* EXERCISE *
Check each line of the data below for the word "ppmv", then extract the ones that have it.

* RECORDS PROVIDED *
--- start ---

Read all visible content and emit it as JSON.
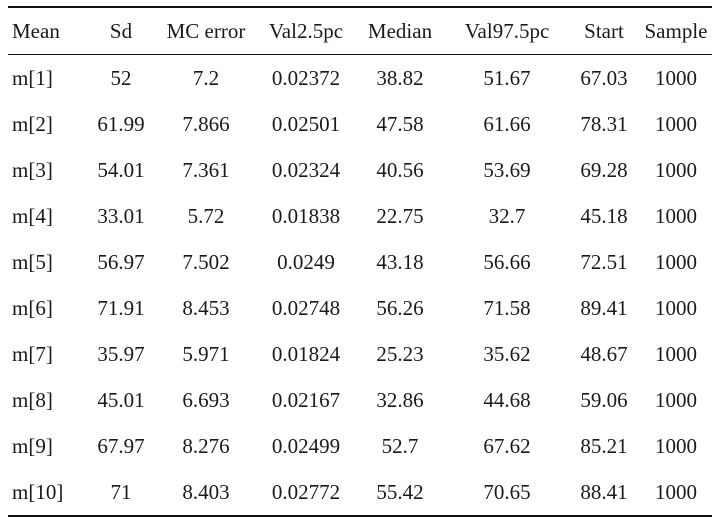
{
  "table": {
    "headers": [
      "Mean",
      "Sd",
      "MC error",
      "Val2.5pc",
      "Median",
      "Val97.5pc",
      "Start",
      "Sample"
    ],
    "rows": [
      [
        "m[1]",
        "52",
        "7.2",
        "0.02372",
        "38.82",
        "51.67",
        "67.03",
        "1000"
      ],
      [
        "m[2]",
        "61.99",
        "7.866",
        "0.02501",
        "47.58",
        "61.66",
        "78.31",
        "1000"
      ],
      [
        "m[3]",
        "54.01",
        "7.361",
        "0.02324",
        "40.56",
        "53.69",
        "69.28",
        "1000"
      ],
      [
        "m[4]",
        "33.01",
        "5.72",
        "0.01838",
        "22.75",
        "32.7",
        "45.18",
        "1000"
      ],
      [
        "m[5]",
        "56.97",
        "7.502",
        "0.0249",
        "43.18",
        "56.66",
        "72.51",
        "1000"
      ],
      [
        "m[6]",
        "71.91",
        "8.453",
        "0.02748",
        "56.26",
        "71.58",
        "89.41",
        "1000"
      ],
      [
        "m[7]",
        "35.97",
        "5.971",
        "0.01824",
        "25.23",
        "35.62",
        "48.67",
        "1000"
      ],
      [
        "m[8]",
        "45.01",
        "6.693",
        "0.02167",
        "32.86",
        "44.68",
        "59.06",
        "1000"
      ],
      [
        "m[9]",
        "67.97",
        "8.276",
        "0.02499",
        "52.7",
        "67.62",
        "85.21",
        "1000"
      ],
      [
        "m[10]",
        "71",
        "8.403",
        "0.02772",
        "55.42",
        "70.65",
        "88.41",
        "1000"
      ]
    ]
  }
}
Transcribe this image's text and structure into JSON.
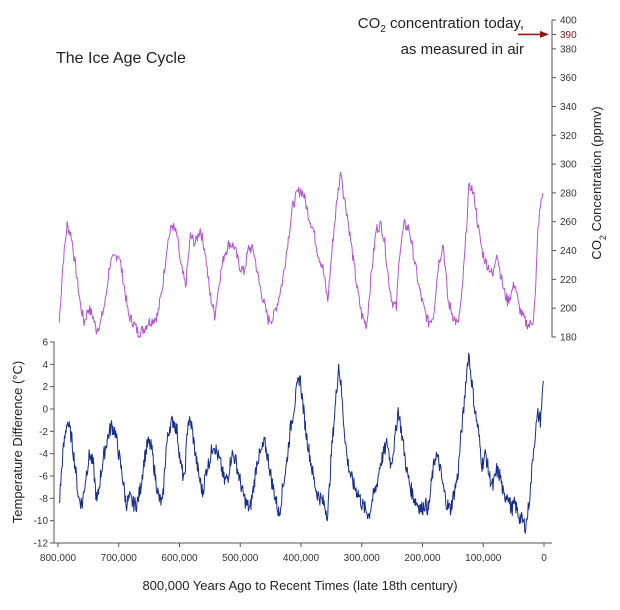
{
  "chart_data": [
    {
      "type": "line",
      "title": "The Ice Age Cycle",
      "xlabel": "800,000 Years Ago to Recent Times (late 18th century)",
      "ylabel": "CO2 Concentration (ppmv)",
      "ylabel_parts": [
        "CO",
        "2",
        " Concentration (ppmv)"
      ],
      "xlim": [
        800000,
        0
      ],
      "ylim": [
        180,
        400
      ],
      "x_ticks": [
        800000,
        700000,
        600000,
        500000,
        400000,
        300000,
        200000,
        100000,
        0
      ],
      "x_tick_labels": [
        "800,000",
        "700,000",
        "600,000",
        "500,000",
        "400,000",
        "300,000",
        "200,000",
        "100,000",
        "0"
      ],
      "y_ticks": [
        180,
        200,
        220,
        240,
        260,
        280,
        300,
        320,
        340,
        360,
        380,
        390,
        400
      ],
      "y_tick_labels": [
        "180",
        "200",
        "220",
        "240",
        "260",
        "280",
        "300",
        "320",
        "340",
        "360",
        "380",
        "390",
        "400"
      ],
      "highlight_tick": "390",
      "highlight_color": "#8b1a1a",
      "annotation": {
        "line1_parts": [
          "CO",
          "2",
          " concentration today,"
        ],
        "line2": "as measured in air",
        "value": 390,
        "arrow_color": "#8b1a1a"
      },
      "series": [
        {
          "color": "#b055d0",
          "x": [
            798000,
            792000,
            785000,
            778000,
            770000,
            763000,
            757000,
            750000,
            743000,
            737000,
            730000,
            722000,
            715000,
            707000,
            700000,
            692000,
            684000,
            676000,
            668000,
            660000,
            652000,
            644000,
            636000,
            628000,
            620000,
            612000,
            604000,
            598000,
            590000,
            582000,
            574000,
            566000,
            558000,
            550000,
            542000,
            534000,
            526000,
            518000,
            510000,
            502000,
            494000,
            486000,
            478000,
            470000,
            462000,
            454000,
            446000,
            438000,
            430000,
            422000,
            414000,
            406000,
            400000,
            395000,
            388000,
            380000,
            372000,
            364000,
            356000,
            348000,
            340000,
            334000,
            330000,
            324000,
            316000,
            308000,
            300000,
            292000,
            284000,
            276000,
            268000,
            262000,
            256000,
            250000,
            243000,
            238000,
            230000,
            222000,
            214000,
            206000,
            198000,
            190000,
            182000,
            174000,
            166000,
            158000,
            150000,
            142000,
            136000,
            130000,
            124000,
            120000,
            114000,
            108000,
            102000,
            96000,
            90000,
            84000,
            78000,
            72000,
            66000,
            60000,
            54000,
            48000,
            42000,
            36000,
            30000,
            24000,
            18000,
            14000,
            10000,
            6000,
            2000
          ],
          "values": [
            190,
            230,
            258,
            250,
            225,
            202,
            190,
            200,
            195,
            185,
            190,
            205,
            230,
            235,
            238,
            218,
            195,
            190,
            183,
            185,
            190,
            192,
            195,
            215,
            245,
            258,
            250,
            230,
            215,
            250,
            245,
            255,
            240,
            210,
            195,
            220,
            238,
            245,
            243,
            230,
            225,
            242,
            240,
            220,
            205,
            192,
            193,
            205,
            220,
            245,
            270,
            280,
            282,
            278,
            265,
            255,
            238,
            228,
            205,
            245,
            278,
            296,
            280,
            265,
            240,
            215,
            195,
            188,
            225,
            255,
            258,
            245,
            220,
            205,
            200,
            238,
            258,
            255,
            235,
            215,
            200,
            190,
            195,
            230,
            245,
            205,
            195,
            188,
            205,
            240,
            282,
            285,
            275,
            255,
            240,
            232,
            228,
            222,
            240,
            225,
            212,
            205,
            210,
            218,
            202,
            195,
            190,
            188,
            192,
            210,
            255,
            270,
            280
          ]
        }
      ]
    },
    {
      "type": "line",
      "ylabel": "Temperature Difference (°C)",
      "xlim": [
        800000,
        0
      ],
      "ylim": [
        -12,
        6
      ],
      "y_ticks": [
        6,
        4,
        2,
        0,
        -2,
        -4,
        -6,
        -8,
        -10,
        -12
      ],
      "y_tick_labels": [
        "6",
        "4",
        "2",
        "0",
        "-2",
        "-4",
        "-6",
        "-8",
        "-10",
        "-12"
      ],
      "series": [
        {
          "color": "#1a2c8c",
          "x": [
            798000,
            792000,
            785000,
            778000,
            772000,
            766000,
            760000,
            754000,
            748000,
            742000,
            736000,
            730000,
            724000,
            718000,
            712000,
            706000,
            700000,
            694000,
            688000,
            682000,
            676000,
            670000,
            664000,
            658000,
            652000,
            646000,
            640000,
            634000,
            628000,
            622000,
            616000,
            610000,
            604000,
            598000,
            592000,
            586000,
            580000,
            574000,
            568000,
            562000,
            556000,
            550000,
            544000,
            538000,
            532000,
            526000,
            520000,
            514000,
            508000,
            502000,
            496000,
            490000,
            484000,
            478000,
            472000,
            466000,
            460000,
            454000,
            448000,
            442000,
            436000,
            430000,
            424000,
            418000,
            412000,
            406000,
            402000,
            398000,
            392000,
            386000,
            380000,
            374000,
            368000,
            362000,
            356000,
            350000,
            344000,
            338000,
            334000,
            330000,
            324000,
            318000,
            312000,
            306000,
            300000,
            294000,
            288000,
            282000,
            276000,
            270000,
            264000,
            258000,
            252000,
            246000,
            240000,
            236000,
            232000,
            226000,
            220000,
            214000,
            208000,
            202000,
            196000,
            190000,
            184000,
            178000,
            172000,
            166000,
            160000,
            154000,
            148000,
            142000,
            136000,
            132000,
            128000,
            124000,
            120000,
            114000,
            108000,
            102000,
            96000,
            90000,
            84000,
            78000,
            72000,
            66000,
            60000,
            54000,
            48000,
            42000,
            36000,
            30000,
            26000,
            22000,
            18000,
            14000,
            10000,
            6000,
            3000,
            1000
          ],
          "values": [
            -8.5,
            -4,
            -1,
            -2.5,
            -5,
            -8,
            -8.5,
            -6,
            -4,
            -5,
            -8.5,
            -6,
            -4,
            -2.5,
            -1.5,
            -2,
            -4,
            -6,
            -8.5,
            -8,
            -8.5,
            -8.5,
            -7,
            -4.5,
            -3,
            -3.5,
            -6,
            -8,
            -8.5,
            -3.5,
            -1.5,
            -1,
            -2,
            -5,
            -6.5,
            -1,
            -1.5,
            -4,
            -6,
            -7.5,
            -5.5,
            -4.5,
            -3,
            -4,
            -5,
            -6.5,
            -6,
            -4,
            -4.5,
            -6,
            -7.5,
            -8.5,
            -9,
            -7,
            -4.5,
            -4,
            -3,
            -4.5,
            -6.5,
            -8,
            -9.5,
            -7,
            -5,
            -2,
            0,
            2,
            3,
            1,
            -2,
            -4,
            -6,
            -7.5,
            -8,
            -8.5,
            -9.5,
            -4,
            0,
            4,
            2,
            -1,
            -4.5,
            -6,
            -7,
            -7.5,
            -8.5,
            -9,
            -9.5,
            -8,
            -7,
            -5,
            -4,
            -3,
            -5,
            -3,
            0,
            -1.5,
            -3,
            -5.5,
            -7,
            -8,
            -8.5,
            -9,
            -8.5,
            -9,
            -6,
            -4,
            -5,
            -7,
            -8.5,
            -9,
            -7.5,
            -6,
            -2,
            0,
            3,
            5,
            3,
            0,
            -2,
            -5,
            -4,
            -6,
            -7,
            -5.5,
            -6,
            -8,
            -7.5,
            -9,
            -8.5,
            -9.5,
            -10,
            -10.5,
            -9,
            -7,
            -4,
            -2,
            -0.5,
            -1,
            1,
            2.5
          ]
        }
      ]
    }
  ]
}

--- end ---

* EXERCISE SOLUTION *
      "ylabel": "CO2 Concentration (ppmv)",
        " Concentration (ppmv)"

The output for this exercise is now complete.